[Records that describe figures]
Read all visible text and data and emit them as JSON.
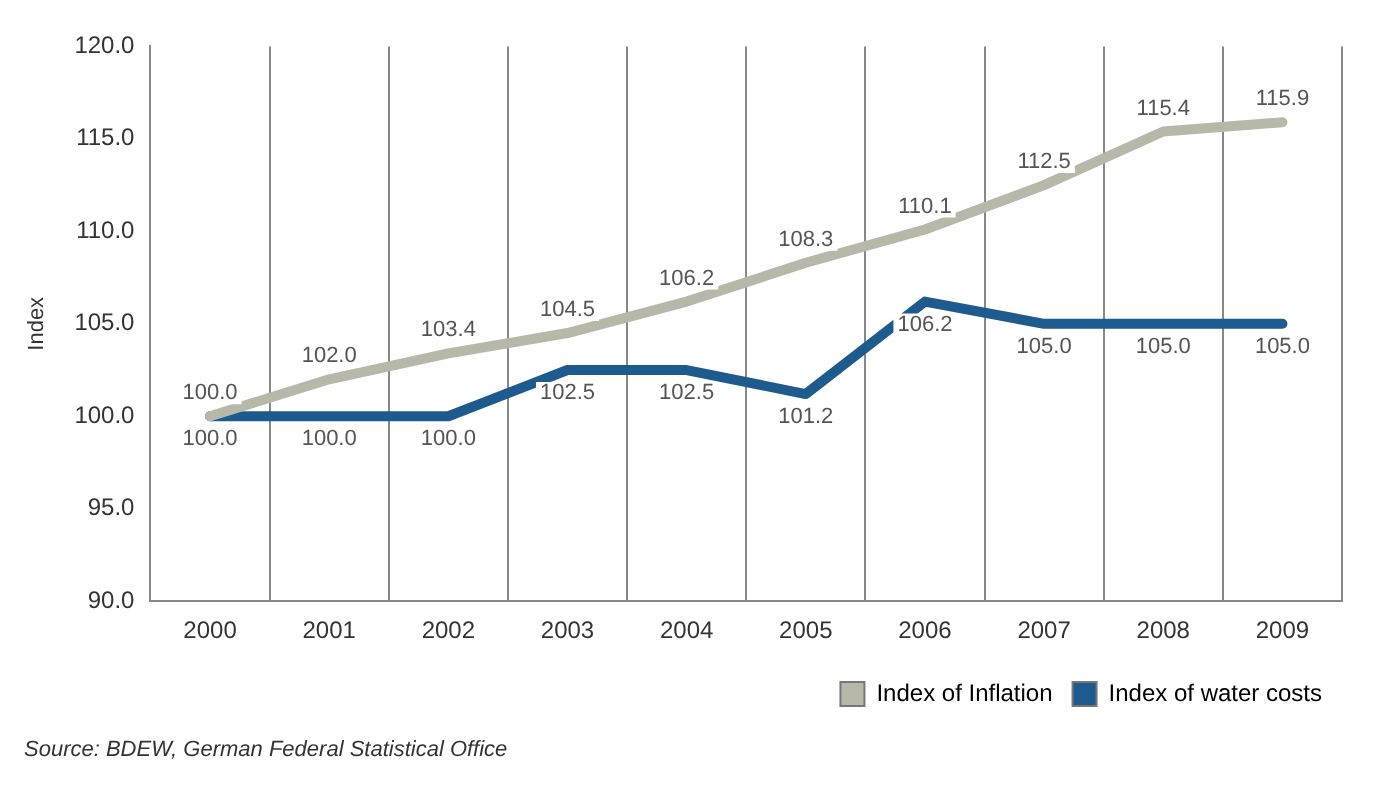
{
  "chart_data": {
    "type": "line",
    "ylabel": "Index",
    "categories": [
      "2000",
      "2001",
      "2002",
      "2003",
      "2004",
      "2005",
      "2006",
      "2007",
      "2008",
      "2009"
    ],
    "series": [
      {
        "name": "Index of Inflation",
        "color": "#b8b8aa",
        "values": [
          100.0,
          102.0,
          103.4,
          104.5,
          106.2,
          108.3,
          110.1,
          112.5,
          115.4,
          115.9
        ],
        "value_labels": [
          "100.0",
          "102.0",
          "103.4",
          "104.5",
          "106.2",
          "108.3",
          "110.1",
          "112.5",
          "115.4",
          "115.9"
        ]
      },
      {
        "name": "Index of water costs",
        "color": "#1d5b8e",
        "values": [
          100.0,
          100.0,
          100.0,
          102.5,
          102.5,
          101.2,
          106.2,
          105.0,
          105.0,
          105.0
        ],
        "value_labels": [
          "100.0",
          "100.0",
          "100.0",
          "102.5",
          "102.5",
          "101.2",
          "106.2",
          "105.0",
          "105.0",
          "105.0"
        ]
      }
    ],
    "ylim": [
      90,
      120
    ],
    "yticks": [
      {
        "value": 90,
        "label": "90.0"
      },
      {
        "value": 95,
        "label": "95.0"
      },
      {
        "value": 100,
        "label": "100.0"
      },
      {
        "value": 105,
        "label": "105.0"
      },
      {
        "value": 110,
        "label": "110.0"
      },
      {
        "value": 115,
        "label": "115.0"
      },
      {
        "value": 120,
        "label": "120.0"
      }
    ],
    "grid": "x",
    "legend": "bottom right",
    "marker": "none",
    "line_style": "solid",
    "annotations": [
      "Source: BDEW, German Federal Statistical Office"
    ]
  }
}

**EXERCISE:**
Among the entries above, how many lines hold the string "Index"? Respond with nothing but the number.

**RESPONSE TO THE TASK:**
3